● Exercise instructions: Work out how many lines in the entries contain the string "text", and give nothing but that number.

Saved data entries:

»»

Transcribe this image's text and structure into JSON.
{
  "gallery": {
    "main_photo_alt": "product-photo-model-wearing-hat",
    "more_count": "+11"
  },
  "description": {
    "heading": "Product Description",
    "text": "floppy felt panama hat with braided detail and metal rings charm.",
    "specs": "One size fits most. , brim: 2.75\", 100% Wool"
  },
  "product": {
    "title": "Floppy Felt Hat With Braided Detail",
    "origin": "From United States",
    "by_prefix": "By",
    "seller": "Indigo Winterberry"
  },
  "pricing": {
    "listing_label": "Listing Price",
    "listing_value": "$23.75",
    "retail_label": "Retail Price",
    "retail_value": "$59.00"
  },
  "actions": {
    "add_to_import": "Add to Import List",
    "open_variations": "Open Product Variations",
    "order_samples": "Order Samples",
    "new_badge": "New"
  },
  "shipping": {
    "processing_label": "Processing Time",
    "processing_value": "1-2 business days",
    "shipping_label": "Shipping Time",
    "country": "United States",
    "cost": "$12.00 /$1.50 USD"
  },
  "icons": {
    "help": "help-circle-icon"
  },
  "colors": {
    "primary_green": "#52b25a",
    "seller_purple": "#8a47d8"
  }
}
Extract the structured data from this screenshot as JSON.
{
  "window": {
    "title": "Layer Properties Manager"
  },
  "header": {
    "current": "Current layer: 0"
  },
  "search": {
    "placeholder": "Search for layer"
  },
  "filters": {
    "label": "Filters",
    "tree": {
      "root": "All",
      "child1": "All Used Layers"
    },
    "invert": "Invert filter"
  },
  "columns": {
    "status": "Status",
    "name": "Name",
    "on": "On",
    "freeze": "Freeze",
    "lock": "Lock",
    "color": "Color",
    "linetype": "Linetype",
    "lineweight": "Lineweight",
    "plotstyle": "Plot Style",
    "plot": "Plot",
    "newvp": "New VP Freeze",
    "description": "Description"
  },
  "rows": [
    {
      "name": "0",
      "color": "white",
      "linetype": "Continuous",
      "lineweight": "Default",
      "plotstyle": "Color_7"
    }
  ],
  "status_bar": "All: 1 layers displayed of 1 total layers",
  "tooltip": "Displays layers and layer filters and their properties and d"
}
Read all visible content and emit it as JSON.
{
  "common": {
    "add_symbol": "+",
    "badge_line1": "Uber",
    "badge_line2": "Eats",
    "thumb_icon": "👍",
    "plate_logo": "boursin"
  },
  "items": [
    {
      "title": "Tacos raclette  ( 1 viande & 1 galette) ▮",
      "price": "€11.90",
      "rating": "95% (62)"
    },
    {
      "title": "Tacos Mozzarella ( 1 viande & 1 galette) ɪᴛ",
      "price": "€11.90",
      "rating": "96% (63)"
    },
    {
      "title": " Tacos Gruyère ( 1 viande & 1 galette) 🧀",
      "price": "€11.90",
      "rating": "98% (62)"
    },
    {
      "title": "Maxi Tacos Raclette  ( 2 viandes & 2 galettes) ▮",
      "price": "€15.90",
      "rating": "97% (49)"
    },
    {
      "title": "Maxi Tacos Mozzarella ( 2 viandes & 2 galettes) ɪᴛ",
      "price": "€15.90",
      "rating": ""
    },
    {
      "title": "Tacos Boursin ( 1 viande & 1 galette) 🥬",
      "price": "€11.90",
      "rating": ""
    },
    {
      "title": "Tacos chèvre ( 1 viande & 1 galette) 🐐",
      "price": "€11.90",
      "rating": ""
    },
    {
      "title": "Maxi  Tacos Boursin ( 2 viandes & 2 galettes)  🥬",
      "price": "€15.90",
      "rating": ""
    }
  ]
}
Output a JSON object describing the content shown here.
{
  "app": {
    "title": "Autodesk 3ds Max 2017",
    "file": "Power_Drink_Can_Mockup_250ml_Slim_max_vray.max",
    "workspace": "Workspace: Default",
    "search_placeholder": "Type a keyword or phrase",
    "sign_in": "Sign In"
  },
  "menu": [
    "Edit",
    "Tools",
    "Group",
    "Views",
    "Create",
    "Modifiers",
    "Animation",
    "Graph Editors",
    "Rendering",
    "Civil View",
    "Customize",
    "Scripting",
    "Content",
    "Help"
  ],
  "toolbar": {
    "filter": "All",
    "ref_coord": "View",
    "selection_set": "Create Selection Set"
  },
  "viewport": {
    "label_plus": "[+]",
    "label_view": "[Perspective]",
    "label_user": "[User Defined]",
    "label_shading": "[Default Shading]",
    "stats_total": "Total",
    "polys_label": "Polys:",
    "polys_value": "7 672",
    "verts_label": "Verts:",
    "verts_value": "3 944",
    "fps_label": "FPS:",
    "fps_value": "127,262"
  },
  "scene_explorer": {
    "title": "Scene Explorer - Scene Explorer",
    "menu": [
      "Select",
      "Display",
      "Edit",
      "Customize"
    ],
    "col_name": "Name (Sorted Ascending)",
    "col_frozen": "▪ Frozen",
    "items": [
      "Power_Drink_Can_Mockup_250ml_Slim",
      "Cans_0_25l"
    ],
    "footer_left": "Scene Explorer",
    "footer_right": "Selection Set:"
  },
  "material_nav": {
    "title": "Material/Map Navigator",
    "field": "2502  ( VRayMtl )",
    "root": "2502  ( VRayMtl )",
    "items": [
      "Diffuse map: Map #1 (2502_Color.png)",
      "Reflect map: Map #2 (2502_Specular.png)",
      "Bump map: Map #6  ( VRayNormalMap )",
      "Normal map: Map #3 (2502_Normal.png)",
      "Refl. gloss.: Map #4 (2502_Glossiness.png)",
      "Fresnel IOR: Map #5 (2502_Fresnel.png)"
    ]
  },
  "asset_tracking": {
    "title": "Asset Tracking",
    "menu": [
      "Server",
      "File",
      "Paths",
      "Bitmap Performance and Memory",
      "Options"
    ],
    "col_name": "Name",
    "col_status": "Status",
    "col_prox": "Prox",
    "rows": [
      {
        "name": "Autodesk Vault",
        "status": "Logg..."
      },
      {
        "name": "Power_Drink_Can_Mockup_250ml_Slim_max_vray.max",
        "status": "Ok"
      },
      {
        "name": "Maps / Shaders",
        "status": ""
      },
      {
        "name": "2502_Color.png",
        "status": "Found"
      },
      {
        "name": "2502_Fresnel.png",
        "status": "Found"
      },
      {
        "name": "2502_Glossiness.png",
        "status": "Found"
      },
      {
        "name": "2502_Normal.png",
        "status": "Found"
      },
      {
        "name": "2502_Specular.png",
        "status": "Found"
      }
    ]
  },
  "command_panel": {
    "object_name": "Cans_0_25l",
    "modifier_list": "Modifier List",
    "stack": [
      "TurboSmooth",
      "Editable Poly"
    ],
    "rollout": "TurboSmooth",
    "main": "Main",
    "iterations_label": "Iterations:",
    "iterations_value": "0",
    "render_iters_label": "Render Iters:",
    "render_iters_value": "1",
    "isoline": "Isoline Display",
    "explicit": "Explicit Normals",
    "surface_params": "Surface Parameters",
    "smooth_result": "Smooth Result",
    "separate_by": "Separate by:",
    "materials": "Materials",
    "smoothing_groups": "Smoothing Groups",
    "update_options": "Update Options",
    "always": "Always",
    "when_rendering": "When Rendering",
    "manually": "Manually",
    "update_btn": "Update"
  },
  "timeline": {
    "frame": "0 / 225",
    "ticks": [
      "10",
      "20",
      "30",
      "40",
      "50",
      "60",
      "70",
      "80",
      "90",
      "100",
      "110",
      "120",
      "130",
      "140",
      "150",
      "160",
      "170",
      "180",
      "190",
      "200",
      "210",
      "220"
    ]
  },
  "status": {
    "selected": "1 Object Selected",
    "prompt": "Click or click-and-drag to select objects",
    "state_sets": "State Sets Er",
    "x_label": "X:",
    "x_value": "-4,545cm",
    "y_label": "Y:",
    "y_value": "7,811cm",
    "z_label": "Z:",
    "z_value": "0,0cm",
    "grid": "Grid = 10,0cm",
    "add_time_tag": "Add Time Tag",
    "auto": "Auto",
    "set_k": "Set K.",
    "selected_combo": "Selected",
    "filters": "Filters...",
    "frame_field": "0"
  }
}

««

● Correct response: 2